**EXERCISE DIRECTIONS**
Copy out each line of the material below that holds the string "section".
___ INPUT ROWS
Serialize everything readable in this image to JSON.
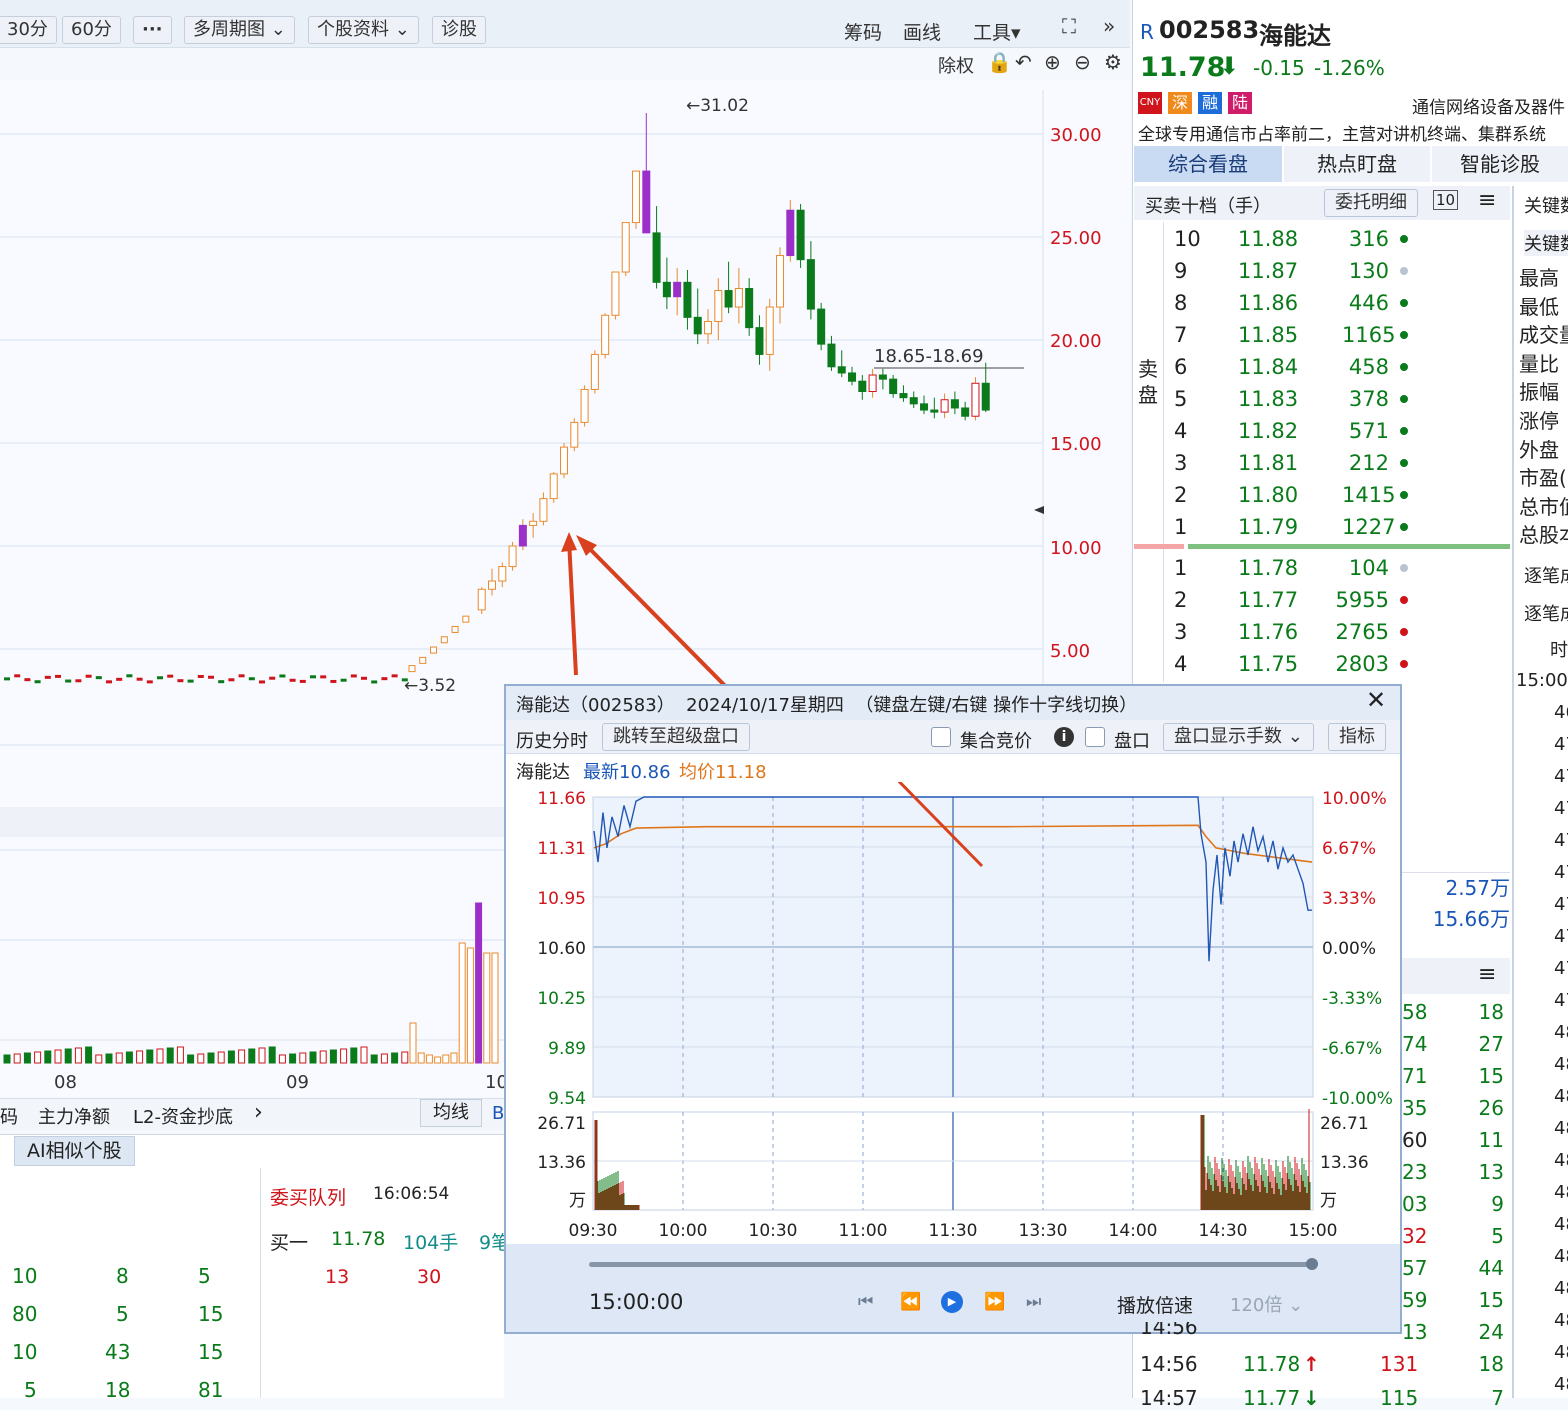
{
  "toolbar": {
    "periods": [
      "30分",
      "60分",
      "···"
    ],
    "multi": "多周期图",
    "profile": "个股资料",
    "diagnose": "诊股",
    "chip": "筹码",
    "draw": "画线",
    "tools": "工具",
    "ex_right": "除权"
  },
  "kline": {
    "y_labels": [
      "30.00",
      "25.00",
      "20.00",
      "15.00",
      "10.00",
      "5.00"
    ],
    "high_label": "←31.02",
    "low_label": "←3.52",
    "range_label": "18.65-18.69",
    "x_labels": [
      "08",
      "09",
      "10"
    ],
    "candles": [
      [
        6.9,
        8.0,
        6.7,
        7.9
      ],
      [
        7.9,
        8.9,
        7.6,
        8.3
      ],
      [
        8.3,
        9.2,
        8.0,
        9.0
      ],
      [
        9.0,
        10.2,
        8.8,
        10.0
      ],
      [
        10.0,
        11.3,
        9.8,
        11.0
      ],
      [
        11.0,
        11.6,
        10.4,
        11.2
      ],
      [
        11.2,
        12.6,
        11.0,
        12.3
      ],
      [
        12.3,
        13.6,
        12.1,
        13.5
      ],
      [
        13.5,
        15.0,
        13.3,
        14.8
      ],
      [
        14.8,
        16.2,
        14.6,
        16.0
      ],
      [
        16.0,
        17.8,
        15.8,
        17.6
      ],
      [
        17.6,
        19.5,
        17.4,
        19.3
      ],
      [
        19.3,
        21.3,
        19.1,
        21.2
      ],
      [
        21.2,
        23.3,
        21.0,
        23.3
      ],
      [
        23.3,
        25.7,
        23.1,
        25.7
      ],
      [
        25.7,
        28.2,
        25.4,
        28.2
      ],
      [
        28.2,
        31.02,
        27.0,
        25.2
      ],
      [
        25.2,
        26.5,
        22.5,
        22.8
      ],
      [
        22.8,
        24.0,
        21.5,
        22.1
      ],
      [
        22.1,
        23.5,
        21.2,
        22.8
      ],
      [
        22.8,
        23.4,
        20.5,
        21.1
      ],
      [
        21.1,
        22.5,
        19.8,
        20.3
      ],
      [
        20.3,
        21.5,
        19.8,
        20.9
      ],
      [
        20.9,
        23.0,
        20.0,
        22.4
      ],
      [
        22.4,
        23.8,
        21.3,
        21.6
      ],
      [
        21.6,
        23.5,
        20.8,
        22.5
      ],
      [
        22.5,
        23.0,
        20.2,
        20.6
      ],
      [
        20.6,
        21.2,
        18.8,
        19.3
      ],
      [
        19.3,
        22.0,
        18.5,
        21.6
      ],
      [
        21.6,
        24.5,
        20.8,
        24.1
      ],
      [
        24.1,
        26.8,
        23.8,
        26.3
      ],
      [
        26.3,
        26.6,
        23.5,
        23.9
      ],
      [
        23.9,
        24.8,
        21.0,
        21.5
      ],
      [
        21.5,
        21.8,
        19.5,
        19.8
      ],
      [
        19.8,
        20.2,
        18.5,
        18.7
      ],
      [
        18.7,
        19.5,
        18.2,
        18.4
      ],
      [
        18.4,
        18.7,
        17.8,
        18.0
      ],
      [
        18.0,
        18.3,
        17.1,
        17.5
      ],
      [
        17.5,
        18.6,
        17.2,
        18.3
      ],
      [
        18.3,
        18.6,
        17.6,
        18.1
      ],
      [
        18.1,
        18.3,
        17.2,
        17.4
      ],
      [
        17.4,
        17.8,
        17.0,
        17.2
      ],
      [
        17.2,
        17.5,
        16.7,
        16.9
      ],
      [
        16.9,
        17.3,
        16.4,
        16.6
      ],
      [
        16.6,
        17.2,
        16.2,
        16.5
      ],
      [
        16.5,
        17.4,
        16.2,
        17.1
      ],
      [
        17.1,
        17.5,
        16.4,
        16.7
      ],
      [
        16.7,
        17.0,
        16.1,
        16.3
      ],
      [
        16.3,
        18.2,
        16.1,
        17.9
      ],
      [
        17.9,
        18.9,
        16.5,
        16.6
      ]
    ]
  },
  "quote": {
    "prefix": "R",
    "code": "002583",
    "name": "海能达",
    "price": "11.78",
    "arrow": "⬇",
    "change": "-0.15",
    "pct": "-1.26%",
    "tags": [
      "CNY",
      "深",
      "融",
      "陆"
    ],
    "industry": "通信网络设备及器件",
    "desc": "全球专用通信市占率前二，主营对讲机终端、集群系统"
  },
  "tabs": [
    "综合看盘",
    "热点盯盘",
    "智能诊股"
  ],
  "book": {
    "title": "买卖十档（手）",
    "detail": "委托明细",
    "ten": "10",
    "sell_label": "卖盘",
    "asks": [
      [
        "10",
        "11.88",
        "316"
      ],
      [
        "9",
        "11.87",
        "130"
      ],
      [
        "8",
        "11.86",
        "446"
      ],
      [
        "7",
        "11.85",
        "1165"
      ],
      [
        "6",
        "11.84",
        "458"
      ],
      [
        "5",
        "11.83",
        "378"
      ],
      [
        "4",
        "11.82",
        "571"
      ],
      [
        "3",
        "11.81",
        "212"
      ],
      [
        "2",
        "11.80",
        "1415"
      ],
      [
        "1",
        "11.79",
        "1227"
      ]
    ],
    "bids": [
      [
        "1",
        "11.78",
        "104"
      ],
      [
        "2",
        "11.77",
        "5955"
      ],
      [
        "3",
        "11.76",
        "2765"
      ],
      [
        "4",
        "11.75",
        "2803"
      ]
    ]
  },
  "keydata": {
    "title": "关键数",
    "sub": "关键数",
    "items": [
      "最高",
      "最低",
      "成交量",
      "量比",
      "振幅",
      "涨停",
      "外盘",
      "市盈(",
      "总市值",
      "总股本"
    ],
    "tick_tab": "逐笔成交",
    "tick_tab2": "逐笔成交",
    "time_col": "时",
    "time0": "15:00:",
    "vals": [
      "46",
      "47",
      "47",
      "47",
      "47",
      "47",
      "47",
      "47",
      "47",
      "47",
      "48",
      "48",
      "48",
      "48",
      "48",
      "48",
      "48",
      "48",
      "48",
      "48",
      "48",
      "48"
    ]
  },
  "midstats": {
    "v1": "2.57万",
    "v2": "15.66万"
  },
  "ticks": {
    "partial": [
      [
        "58",
        "18"
      ],
      [
        "74",
        "27"
      ],
      [
        "71",
        "15"
      ],
      [
        "35",
        "26"
      ],
      [
        "60",
        "11"
      ],
      [
        "23",
        "13"
      ],
      [
        "03",
        "9"
      ],
      [
        "32",
        "5"
      ],
      [
        "57",
        "44"
      ],
      [
        "59",
        "15"
      ],
      [
        "13",
        "24"
      ]
    ],
    "partial_time": "14:56",
    "rows": [
      [
        "14:56",
        "11.78",
        "↑",
        "131",
        "18"
      ],
      [
        "14:57",
        "11.77",
        "↓",
        "115",
        "7"
      ]
    ]
  },
  "bottom": {
    "tabs": [
      "码",
      "主力净额",
      "L2-资金抄底",
      "均线",
      "B"
    ],
    "ai": "AI相似个股",
    "queue_title": "委买队列",
    "queue_time": "16:06:54",
    "buy1": "买一",
    "buy1_price": "11.78",
    "buy1_vol": "104手",
    "buy1_n": "9笔",
    "queue_vals": [
      "13",
      "30"
    ],
    "left_rows": [
      [
        "10",
        "8",
        "5"
      ],
      [
        "80",
        "5",
        "15"
      ],
      [
        "10",
        "43",
        "15"
      ],
      [
        "5",
        "18",
        "81"
      ]
    ]
  },
  "popup": {
    "title": "海能达（002583）  2024/10/17星期四  （键盘左键/右键 操作十字线切换）",
    "close": "✕",
    "hist": "历史分时",
    "jump": "跳转至超级盘口",
    "auction": "集合竞价",
    "info": "i",
    "pankou": "盘口",
    "show_hands": "盘口显示手数",
    "index": "指标",
    "name": "海能达",
    "latest": "最新10.86",
    "avg": "均价11.18",
    "left_axis": [
      "11.66",
      "11.31",
      "10.95",
      "10.60",
      "10.25",
      "9.89",
      "9.54"
    ],
    "right_axis": [
      "10.00%",
      "6.67%",
      "3.33%",
      "0.00%",
      "-3.33%",
      "-6.67%",
      "-10.00%"
    ],
    "vol_axis": [
      "26.71",
      "13.36",
      "万"
    ],
    "times": [
      "09:30",
      "10:00",
      "10:30",
      "11:00",
      "11:30",
      "13:30",
      "14:00",
      "14:30",
      "15:00"
    ],
    "clock": "15:00:00",
    "speed_label": "播放倍速",
    "speed": "120倍"
  },
  "colors": {
    "up": "#d0141b",
    "down": "#0a7a1a",
    "candle_up": "#e98a2c",
    "limit": "#9b30c9",
    "accent": "#1a56b8"
  }
}
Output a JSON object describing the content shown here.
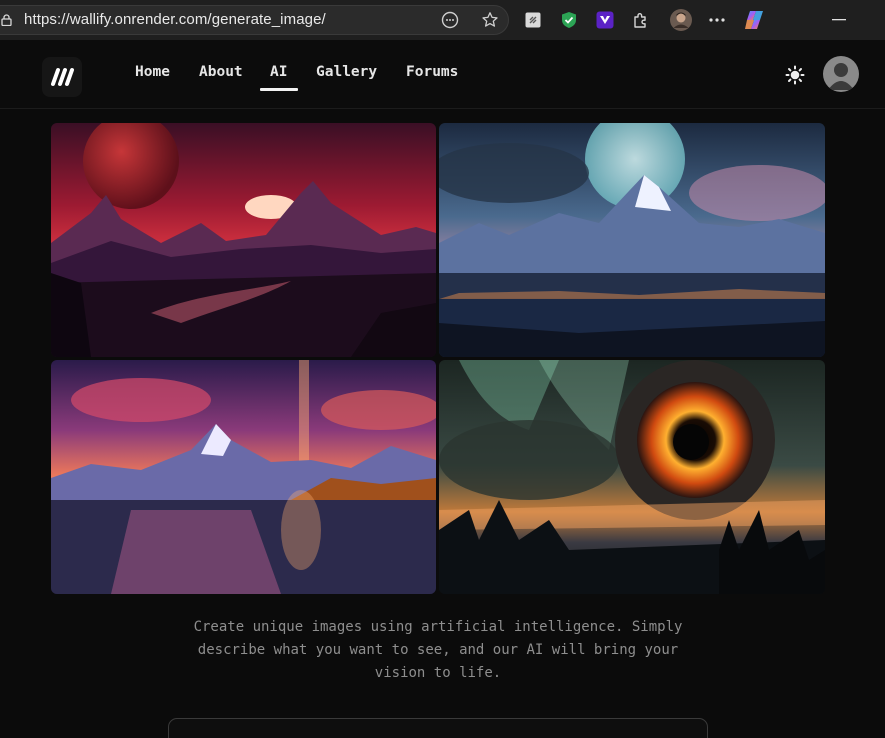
{
  "browser": {
    "url": "https://wallify.onrender.com/generate_image/"
  },
  "nav": {
    "items": [
      "Home",
      "About",
      "AI",
      "Gallery",
      "Forums"
    ],
    "active": "AI"
  },
  "gallery": {
    "images": [
      "red mountain sunset with planet",
      "blue moonlit snowy mountain lake",
      "pink sunset mountain lake reflection",
      "giant fiery eye with aurora over forest"
    ]
  },
  "main": {
    "description_lines": [
      "Create unique images using artificial intelligence. Simply",
      "describe what you want to see, and our AI will bring your",
      "vision to life."
    ]
  },
  "colors": {
    "background": "#0b0b0b",
    "text_muted": "#8e8e8e",
    "accent": "#f2f2f2"
  }
}
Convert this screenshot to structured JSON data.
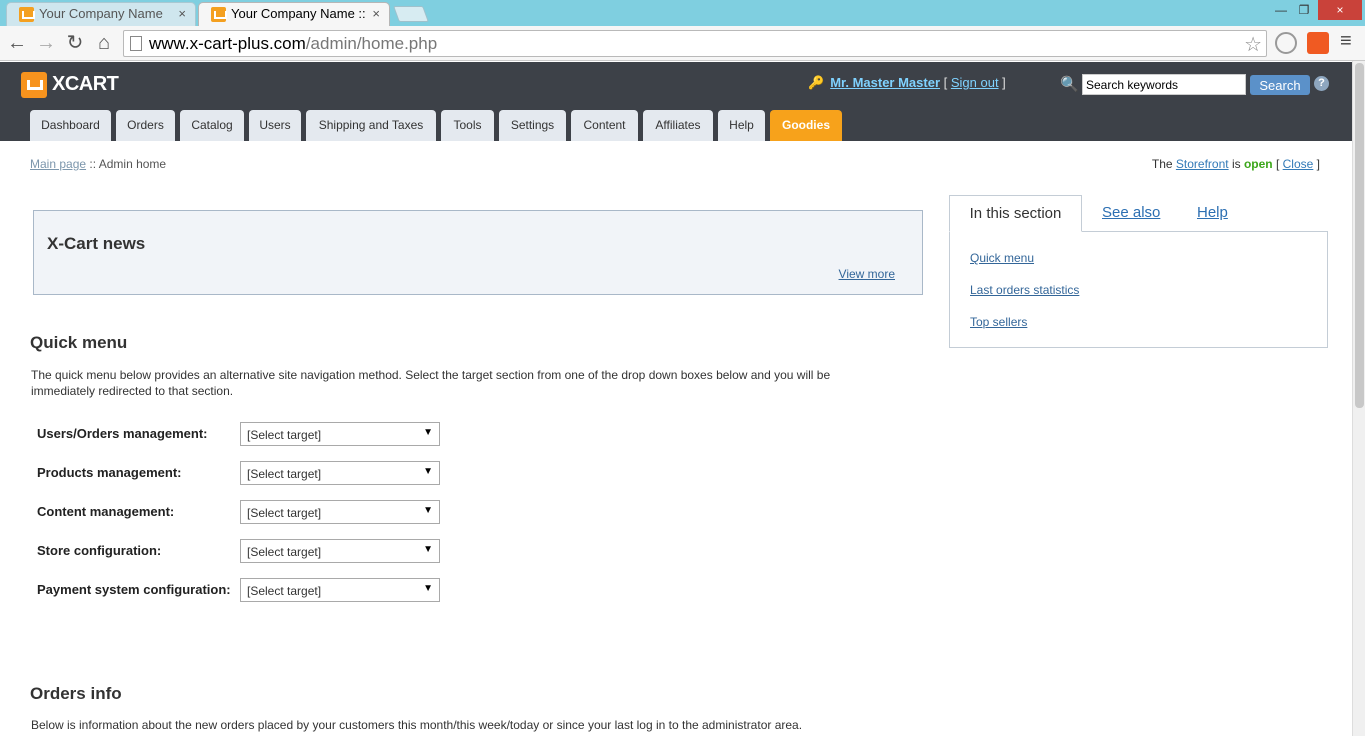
{
  "browser": {
    "tabs": [
      {
        "title": "Your Company Name",
        "active": false
      },
      {
        "title": "Your Company Name ::",
        "active": true
      }
    ],
    "url_host": "www.x-cart-plus.com",
    "url_path": "/admin/home.php",
    "close_glyph": "×"
  },
  "header": {
    "logo_text": "XCART",
    "user_name": "Mr. Master Master",
    "sign_out": "Sign out",
    "search_placeholder": "Search keywords",
    "search_button": "Search",
    "help_glyph": "?"
  },
  "nav": {
    "tabs": [
      "Dashboard",
      "Orders",
      "Catalog",
      "Users",
      "Shipping and Taxes",
      "Tools",
      "Settings",
      "Content",
      "Affiliates",
      "Help",
      "Goodies"
    ]
  },
  "breadcrumb": {
    "link": "Main page",
    "separator": " :: ",
    "current": "Admin home"
  },
  "storefront": {
    "prefix": "The ",
    "link": "Storefront",
    "is": " is ",
    "status": "open",
    "close": "Close"
  },
  "news": {
    "title": "X-Cart news",
    "view_more": "View more"
  },
  "side_panel": {
    "tabs": [
      "In this section",
      "See also",
      "Help"
    ],
    "links": [
      "Quick menu",
      "Last orders statistics",
      "Top sellers"
    ]
  },
  "quick_menu": {
    "title": "Quick menu",
    "description": "The quick menu below provides an alternative site navigation method. Select the target section from one of the drop down boxes below and you will be immediately redirected to that section.",
    "rows": [
      {
        "label": "Users/Orders management:",
        "value": "[Select target]"
      },
      {
        "label": "Products management:",
        "value": "[Select target]"
      },
      {
        "label": "Content management:",
        "value": "[Select target]"
      },
      {
        "label": "Store configuration:",
        "value": "[Select target]"
      },
      {
        "label": "Payment system configuration:",
        "value": "[Select target]"
      }
    ]
  },
  "orders_info": {
    "title": "Orders info",
    "description": "Below is information about the new orders placed by your customers this month/this week/today or since your last log in to the administrator area."
  },
  "colors": {
    "header_bg": "#3d4148",
    "accent": "#f7a21b",
    "link": "#336699",
    "open_status": "#3ca61a"
  }
}
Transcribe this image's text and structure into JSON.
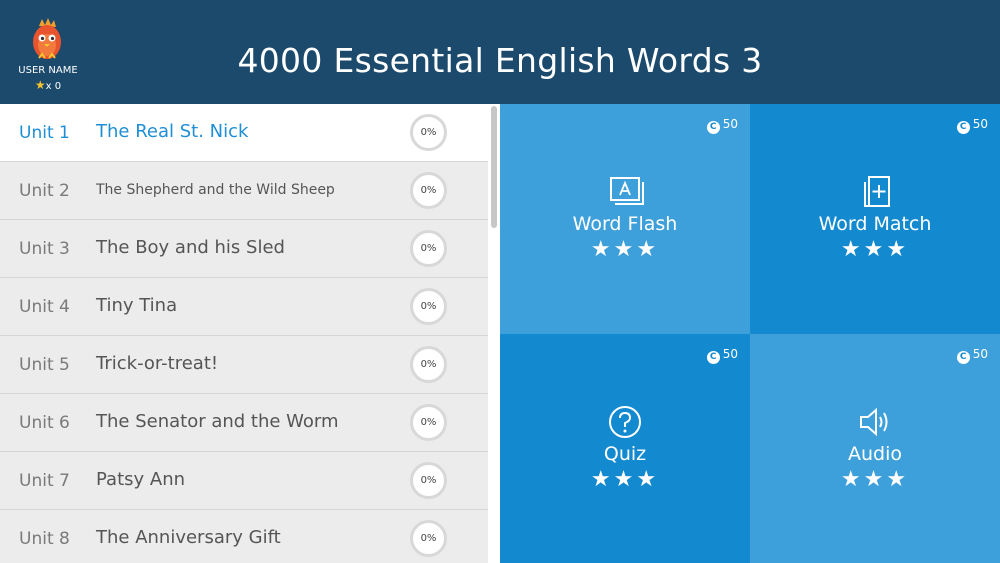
______
**WRITTEN SOLUTION**
      "In this section",
    "description": "The quick menu below provides an alternative site navigation method. Select the target section from one of the drop down boxes below and you will be immediately redirected to that section.",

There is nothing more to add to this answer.